**Short task**
Out of all the lines below, count those with the word "Total". Give the number only.

-- start --

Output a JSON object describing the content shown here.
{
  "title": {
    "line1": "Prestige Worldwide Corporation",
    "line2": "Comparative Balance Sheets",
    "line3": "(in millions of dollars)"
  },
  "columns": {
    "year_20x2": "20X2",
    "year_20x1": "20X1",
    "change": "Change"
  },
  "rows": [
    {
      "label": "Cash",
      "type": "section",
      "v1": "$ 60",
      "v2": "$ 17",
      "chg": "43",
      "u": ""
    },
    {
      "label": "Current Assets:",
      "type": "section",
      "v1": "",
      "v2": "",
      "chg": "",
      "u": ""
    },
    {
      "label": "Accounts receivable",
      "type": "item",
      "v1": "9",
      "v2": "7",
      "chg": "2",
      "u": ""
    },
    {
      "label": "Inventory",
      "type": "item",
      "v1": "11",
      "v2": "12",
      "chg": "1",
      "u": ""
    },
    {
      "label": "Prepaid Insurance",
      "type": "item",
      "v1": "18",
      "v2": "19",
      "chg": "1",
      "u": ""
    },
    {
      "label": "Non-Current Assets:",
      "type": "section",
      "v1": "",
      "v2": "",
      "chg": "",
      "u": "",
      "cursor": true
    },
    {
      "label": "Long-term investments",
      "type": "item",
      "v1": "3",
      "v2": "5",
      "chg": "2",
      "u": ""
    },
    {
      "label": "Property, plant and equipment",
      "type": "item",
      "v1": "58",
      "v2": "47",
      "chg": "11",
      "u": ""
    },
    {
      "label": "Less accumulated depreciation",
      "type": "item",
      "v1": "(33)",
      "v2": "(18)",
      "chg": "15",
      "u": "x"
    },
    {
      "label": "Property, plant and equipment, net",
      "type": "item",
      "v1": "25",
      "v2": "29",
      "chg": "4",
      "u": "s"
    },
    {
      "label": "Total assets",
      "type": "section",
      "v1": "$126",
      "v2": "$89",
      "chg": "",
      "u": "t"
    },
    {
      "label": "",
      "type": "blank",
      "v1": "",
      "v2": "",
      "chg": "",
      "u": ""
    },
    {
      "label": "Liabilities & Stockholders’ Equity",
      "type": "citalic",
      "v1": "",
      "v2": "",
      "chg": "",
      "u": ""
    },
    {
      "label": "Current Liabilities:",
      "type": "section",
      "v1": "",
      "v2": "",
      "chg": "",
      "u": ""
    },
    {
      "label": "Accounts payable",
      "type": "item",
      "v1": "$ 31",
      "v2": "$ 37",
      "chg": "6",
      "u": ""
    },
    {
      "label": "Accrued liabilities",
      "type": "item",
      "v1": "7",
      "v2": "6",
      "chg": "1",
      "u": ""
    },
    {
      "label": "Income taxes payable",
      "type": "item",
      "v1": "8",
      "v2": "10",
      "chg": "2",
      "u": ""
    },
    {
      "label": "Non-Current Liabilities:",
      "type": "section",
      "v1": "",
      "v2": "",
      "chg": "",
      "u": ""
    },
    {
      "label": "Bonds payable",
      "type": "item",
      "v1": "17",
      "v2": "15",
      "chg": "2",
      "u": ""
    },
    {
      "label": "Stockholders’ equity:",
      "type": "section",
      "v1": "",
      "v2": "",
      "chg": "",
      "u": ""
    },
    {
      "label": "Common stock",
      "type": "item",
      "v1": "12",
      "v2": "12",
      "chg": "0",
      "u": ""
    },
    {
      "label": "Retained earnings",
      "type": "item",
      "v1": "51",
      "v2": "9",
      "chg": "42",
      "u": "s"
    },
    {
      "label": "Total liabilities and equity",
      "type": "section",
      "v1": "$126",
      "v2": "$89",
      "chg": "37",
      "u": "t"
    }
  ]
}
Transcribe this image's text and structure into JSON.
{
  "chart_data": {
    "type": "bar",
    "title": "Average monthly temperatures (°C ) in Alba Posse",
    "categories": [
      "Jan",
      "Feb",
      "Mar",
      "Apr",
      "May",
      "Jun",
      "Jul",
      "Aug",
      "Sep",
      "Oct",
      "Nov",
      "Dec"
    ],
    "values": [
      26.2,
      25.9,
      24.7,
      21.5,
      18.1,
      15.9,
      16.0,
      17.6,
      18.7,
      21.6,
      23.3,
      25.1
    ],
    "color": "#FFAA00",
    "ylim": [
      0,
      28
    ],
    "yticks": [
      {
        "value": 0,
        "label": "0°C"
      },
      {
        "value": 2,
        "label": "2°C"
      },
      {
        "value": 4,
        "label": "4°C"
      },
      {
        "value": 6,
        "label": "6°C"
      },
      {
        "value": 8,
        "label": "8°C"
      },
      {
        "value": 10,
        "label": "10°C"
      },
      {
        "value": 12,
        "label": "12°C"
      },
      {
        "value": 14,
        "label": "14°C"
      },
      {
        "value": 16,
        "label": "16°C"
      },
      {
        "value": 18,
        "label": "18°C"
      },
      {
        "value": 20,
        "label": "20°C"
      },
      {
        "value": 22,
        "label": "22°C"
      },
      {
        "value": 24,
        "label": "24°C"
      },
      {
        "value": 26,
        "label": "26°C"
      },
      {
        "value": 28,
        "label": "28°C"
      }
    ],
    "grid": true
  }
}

-- end --

**Problem solution**
2